## YOUR TASK
Write the material out again in full, exactly.

## DATASET EXTRACT
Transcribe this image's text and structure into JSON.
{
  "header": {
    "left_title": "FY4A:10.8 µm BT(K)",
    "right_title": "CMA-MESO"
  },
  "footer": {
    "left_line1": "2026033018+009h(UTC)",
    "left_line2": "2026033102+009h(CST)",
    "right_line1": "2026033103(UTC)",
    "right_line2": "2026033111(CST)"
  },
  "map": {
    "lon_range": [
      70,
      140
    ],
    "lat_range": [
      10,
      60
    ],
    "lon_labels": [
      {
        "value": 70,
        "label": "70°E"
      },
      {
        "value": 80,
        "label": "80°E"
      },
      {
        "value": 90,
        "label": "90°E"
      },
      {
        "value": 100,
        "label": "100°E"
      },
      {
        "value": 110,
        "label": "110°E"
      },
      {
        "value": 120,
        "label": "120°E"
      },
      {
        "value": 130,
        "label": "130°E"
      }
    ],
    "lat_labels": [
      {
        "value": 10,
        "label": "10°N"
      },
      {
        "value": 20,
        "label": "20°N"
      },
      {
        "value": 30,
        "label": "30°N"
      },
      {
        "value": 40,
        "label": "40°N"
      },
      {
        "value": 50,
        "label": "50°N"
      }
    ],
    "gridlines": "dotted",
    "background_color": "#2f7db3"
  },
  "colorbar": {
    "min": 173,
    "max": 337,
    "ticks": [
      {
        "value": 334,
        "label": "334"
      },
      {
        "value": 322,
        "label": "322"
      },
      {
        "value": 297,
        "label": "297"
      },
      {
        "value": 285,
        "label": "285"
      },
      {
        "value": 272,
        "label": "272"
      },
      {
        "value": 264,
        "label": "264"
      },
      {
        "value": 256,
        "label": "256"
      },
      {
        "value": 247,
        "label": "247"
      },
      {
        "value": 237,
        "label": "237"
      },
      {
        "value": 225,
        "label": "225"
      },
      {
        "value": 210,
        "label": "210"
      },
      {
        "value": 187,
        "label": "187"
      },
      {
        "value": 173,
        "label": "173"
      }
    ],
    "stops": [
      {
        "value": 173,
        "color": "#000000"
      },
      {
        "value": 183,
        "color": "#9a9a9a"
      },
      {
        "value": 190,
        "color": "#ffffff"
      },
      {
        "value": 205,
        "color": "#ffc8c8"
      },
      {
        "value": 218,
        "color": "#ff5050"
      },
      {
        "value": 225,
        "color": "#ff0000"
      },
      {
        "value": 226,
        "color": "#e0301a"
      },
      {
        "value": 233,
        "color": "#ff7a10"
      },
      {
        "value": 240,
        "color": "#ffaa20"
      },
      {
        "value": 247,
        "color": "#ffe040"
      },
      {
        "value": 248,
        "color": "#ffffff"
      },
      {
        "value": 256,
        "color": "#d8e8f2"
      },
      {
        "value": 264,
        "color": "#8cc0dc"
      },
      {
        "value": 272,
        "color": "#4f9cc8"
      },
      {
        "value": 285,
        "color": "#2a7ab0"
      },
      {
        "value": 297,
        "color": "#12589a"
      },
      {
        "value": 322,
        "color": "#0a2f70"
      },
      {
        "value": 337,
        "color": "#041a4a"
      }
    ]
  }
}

## ANSWER BELOW
Transcribe this image's text and structure into JSON.
{
  "header": {
    "left_title": "FY4A:10.8 µm BT(K)",
    "right_title": "CMA-MESO"
  },
  "footer": {
    "left_line1": "2026033018+009h(UTC)",
    "left_line2": "2026033102+009h(CST)",
    "right_line1": "2026033103(UTC)",
    "right_line2": "2026033111(CST)"
  },
  "map": {
    "lon_range": [
      70,
      140
    ],
    "lat_range": [
      10,
      60
    ],
    "lon_labels": [
      {
        "value": 70,
        "label": "70°E"
      },
      {
        "value": 80,
        "label": "80°E"
      },
      {
        "value": 90,
        "label": "90°E"
      },
      {
        "value": 100,
        "label": "100°E"
      },
      {
        "value": 110,
        "label": "110°E"
      },
      {
        "value": 120,
        "label": "120°E"
      },
      {
        "value": 130,
        "label": "130°E"
      }
    ],
    "lat_labels": [
      {
        "value": 10,
        "label": "10°N"
      },
      {
        "value": 20,
        "label": "20°N"
      },
      {
        "value": 30,
        "label": "30°N"
      },
      {
        "value": 40,
        "label": "40°N"
      },
      {
        "value": 50,
        "label": "50°N"
      }
    ],
    "gridlines": "dotted",
    "background_color": "#2f7db3"
  },
  "colorbar": {
    "min": 173,
    "max": 337,
    "ticks": [
      {
        "value": 334,
        "label": "334"
      },
      {
        "value": 322,
        "label": "322"
      },
      {
        "value": 297,
        "label": "297"
      },
      {
        "value": 285,
        "label": "285"
      },
      {
        "value": 272,
        "label": "272"
      },
      {
        "value": 264,
        "label": "264"
      },
      {
        "value": 256,
        "label": "256"
      },
      {
        "value": 247,
        "label": "247"
      },
      {
        "value": 237,
        "label": "237"
      },
      {
        "value": 225,
        "label": "225"
      },
      {
        "value": 210,
        "label": "210"
      },
      {
        "value": 187,
        "label": "187"
      },
      {
        "value": 173,
        "label": "173"
      }
    ],
    "stops": [
      {
        "value": 173,
        "color": "#000000"
      },
      {
        "value": 183,
        "color": "#9a9a9a"
      },
      {
        "value": 190,
        "color": "#ffffff"
      },
      {
        "value": 205,
        "color": "#ffc8c8"
      },
      {
        "value": 218,
        "color": "#ff5050"
      },
      {
        "value": 225,
        "color": "#ff0000"
      },
      {
        "value": 226,
        "color": "#e0301a"
      },
      {
        "value": 233,
        "color": "#ff7a10"
      },
      {
        "value": 240,
        "color": "#ffaa20"
      },
      {
        "value": 247,
        "color": "#ffe040"
      },
      {
        "value": 248,
        "color": "#ffffff"
      },
      {
        "value": 256,
        "color": "#d8e8f2"
      },
      {
        "value": 264,
        "color": "#8cc0dc"
      },
      {
        "value": 272,
        "color": "#4f9cc8"
      },
      {
        "value": 285,
        "color": "#2a7ab0"
      },
      {
        "value": 297,
        "color": "#12589a"
      },
      {
        "value": 322,
        "color": "#0a2f70"
      },
      {
        "value": 337,
        "color": "#041a4a"
      }
    ]
  }
}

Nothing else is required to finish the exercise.